EXERCISE PROMPT.
Locate each line holding the string "JSON" and copy it.
begin INFORMATION GIVEN
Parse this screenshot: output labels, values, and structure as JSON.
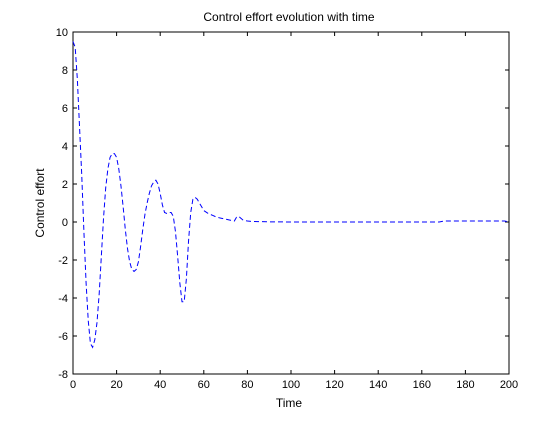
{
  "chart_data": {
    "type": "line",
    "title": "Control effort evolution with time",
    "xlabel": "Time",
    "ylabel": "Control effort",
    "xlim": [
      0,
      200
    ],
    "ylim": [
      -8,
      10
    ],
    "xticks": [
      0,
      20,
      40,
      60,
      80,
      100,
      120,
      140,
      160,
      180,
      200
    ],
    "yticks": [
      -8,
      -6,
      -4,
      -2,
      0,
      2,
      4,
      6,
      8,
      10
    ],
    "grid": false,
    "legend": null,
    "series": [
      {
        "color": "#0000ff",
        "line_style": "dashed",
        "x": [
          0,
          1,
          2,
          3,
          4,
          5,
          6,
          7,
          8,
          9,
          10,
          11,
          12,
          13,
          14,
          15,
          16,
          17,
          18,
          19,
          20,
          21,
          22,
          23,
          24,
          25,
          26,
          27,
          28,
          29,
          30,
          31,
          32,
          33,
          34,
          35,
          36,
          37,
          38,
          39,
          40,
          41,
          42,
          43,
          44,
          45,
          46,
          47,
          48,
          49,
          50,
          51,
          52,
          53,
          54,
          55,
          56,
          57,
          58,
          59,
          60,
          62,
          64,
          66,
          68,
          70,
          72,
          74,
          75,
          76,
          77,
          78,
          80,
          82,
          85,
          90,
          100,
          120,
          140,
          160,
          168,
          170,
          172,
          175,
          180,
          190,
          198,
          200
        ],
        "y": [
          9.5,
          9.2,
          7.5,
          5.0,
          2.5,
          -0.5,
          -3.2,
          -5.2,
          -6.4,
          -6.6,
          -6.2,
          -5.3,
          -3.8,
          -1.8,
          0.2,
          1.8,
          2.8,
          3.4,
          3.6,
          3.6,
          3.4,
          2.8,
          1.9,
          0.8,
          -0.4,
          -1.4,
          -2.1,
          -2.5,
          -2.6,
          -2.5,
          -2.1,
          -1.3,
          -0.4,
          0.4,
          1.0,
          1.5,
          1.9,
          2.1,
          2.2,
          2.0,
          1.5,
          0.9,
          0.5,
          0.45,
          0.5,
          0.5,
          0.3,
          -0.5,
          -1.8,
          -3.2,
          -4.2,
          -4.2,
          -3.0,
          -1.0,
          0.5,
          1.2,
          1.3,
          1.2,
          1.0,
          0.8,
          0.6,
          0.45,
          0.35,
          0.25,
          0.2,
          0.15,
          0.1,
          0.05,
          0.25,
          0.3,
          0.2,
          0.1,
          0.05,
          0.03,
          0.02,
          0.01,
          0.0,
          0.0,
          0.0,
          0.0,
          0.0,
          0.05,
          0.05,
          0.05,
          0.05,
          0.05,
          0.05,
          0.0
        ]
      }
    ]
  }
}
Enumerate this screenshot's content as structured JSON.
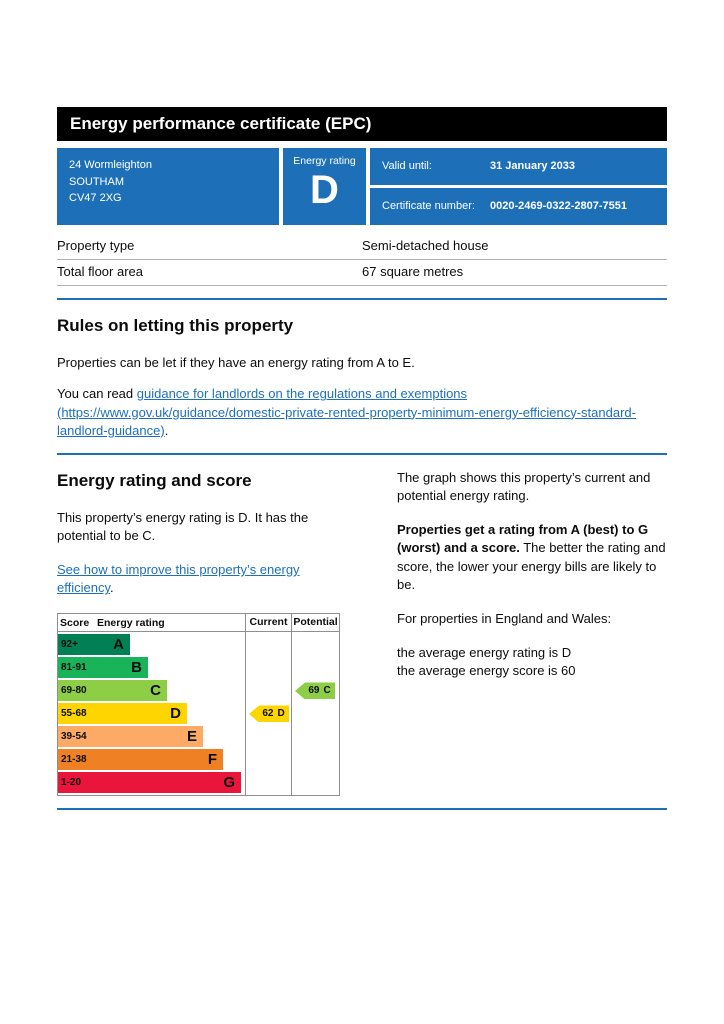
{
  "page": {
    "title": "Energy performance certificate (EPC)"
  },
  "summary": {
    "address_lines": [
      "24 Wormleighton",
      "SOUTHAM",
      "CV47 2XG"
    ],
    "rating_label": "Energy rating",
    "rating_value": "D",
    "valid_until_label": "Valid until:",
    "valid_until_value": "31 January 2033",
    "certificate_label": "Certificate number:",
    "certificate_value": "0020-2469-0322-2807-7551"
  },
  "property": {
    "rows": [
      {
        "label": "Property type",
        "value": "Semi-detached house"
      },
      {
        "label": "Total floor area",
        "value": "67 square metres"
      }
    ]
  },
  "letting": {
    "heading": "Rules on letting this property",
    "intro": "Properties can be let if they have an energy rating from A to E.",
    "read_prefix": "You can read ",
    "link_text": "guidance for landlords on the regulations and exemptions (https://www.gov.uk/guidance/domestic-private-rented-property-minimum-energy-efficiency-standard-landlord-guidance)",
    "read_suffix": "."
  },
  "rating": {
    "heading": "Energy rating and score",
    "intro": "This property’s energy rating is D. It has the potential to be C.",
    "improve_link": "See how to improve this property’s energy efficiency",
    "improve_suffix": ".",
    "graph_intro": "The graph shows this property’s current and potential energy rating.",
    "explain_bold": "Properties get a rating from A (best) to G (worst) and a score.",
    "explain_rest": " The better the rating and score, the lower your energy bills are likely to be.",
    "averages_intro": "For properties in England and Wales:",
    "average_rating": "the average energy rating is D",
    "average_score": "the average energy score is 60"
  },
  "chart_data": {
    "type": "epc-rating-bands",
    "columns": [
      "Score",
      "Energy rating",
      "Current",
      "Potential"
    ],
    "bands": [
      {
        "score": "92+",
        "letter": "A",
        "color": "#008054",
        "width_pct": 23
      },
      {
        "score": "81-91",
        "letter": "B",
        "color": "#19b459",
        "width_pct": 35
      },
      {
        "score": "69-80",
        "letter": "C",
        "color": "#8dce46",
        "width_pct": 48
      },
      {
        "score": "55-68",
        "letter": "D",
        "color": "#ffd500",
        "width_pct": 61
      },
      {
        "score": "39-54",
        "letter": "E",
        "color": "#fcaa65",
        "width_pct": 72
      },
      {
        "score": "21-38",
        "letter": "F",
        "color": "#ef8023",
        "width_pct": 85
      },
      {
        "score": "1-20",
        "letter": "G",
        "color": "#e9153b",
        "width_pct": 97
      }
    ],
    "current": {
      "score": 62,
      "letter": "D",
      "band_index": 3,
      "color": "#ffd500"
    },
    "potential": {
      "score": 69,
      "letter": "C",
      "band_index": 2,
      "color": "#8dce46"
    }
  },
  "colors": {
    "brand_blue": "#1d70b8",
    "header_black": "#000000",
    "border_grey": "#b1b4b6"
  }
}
end INFORMATION GIVEN
RESPONSE TO THE TASK.
Parse this screenshot: output labels, values, and structure as JSON.
Enumerate this screenshot's content as structured JSON.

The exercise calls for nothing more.